— START Available data —

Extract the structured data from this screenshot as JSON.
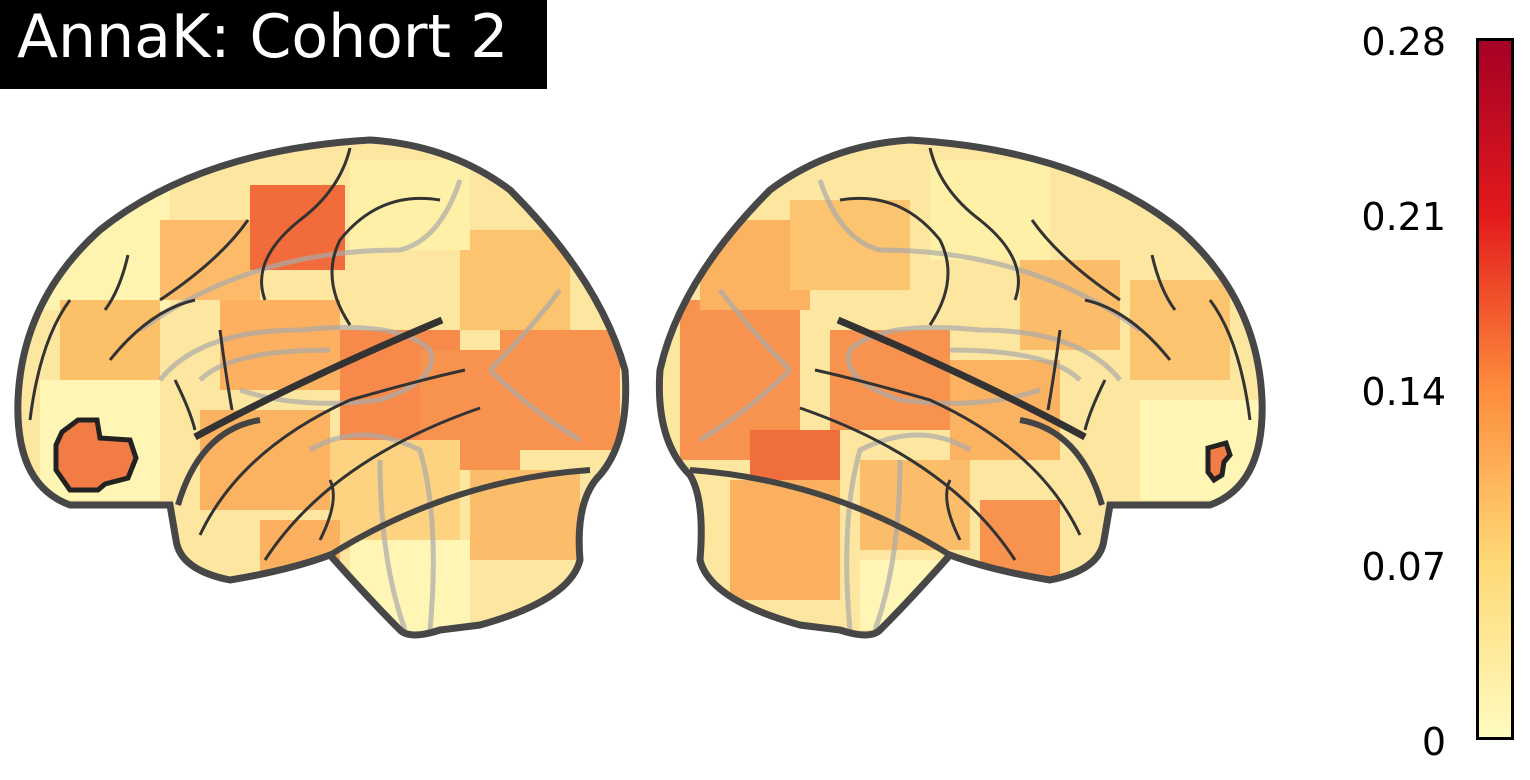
{
  "title": "AnnaK: Cohort 2",
  "colorbar": {
    "ticks": [
      "0.28",
      "0.21",
      "0.14",
      "0.07",
      "0"
    ],
    "min": 0,
    "max": 0.28,
    "colormap": "YlOrRd",
    "colors": [
      "#fffbc0",
      "#fed976",
      "#fd8d3c",
      "#e31a1c",
      "#a50026"
    ]
  },
  "views": [
    {
      "name": "left-lateral-hemisphere",
      "highlighted_cluster": "frontal-pole"
    },
    {
      "name": "right-lateral-hemisphere",
      "highlighted_cluster": "frontal-pole"
    }
  ]
}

— END Available data —

* Task to complete:
Find how many lines of the material carry the string "name". Only the number should be in the answer.

* Exercise response:
2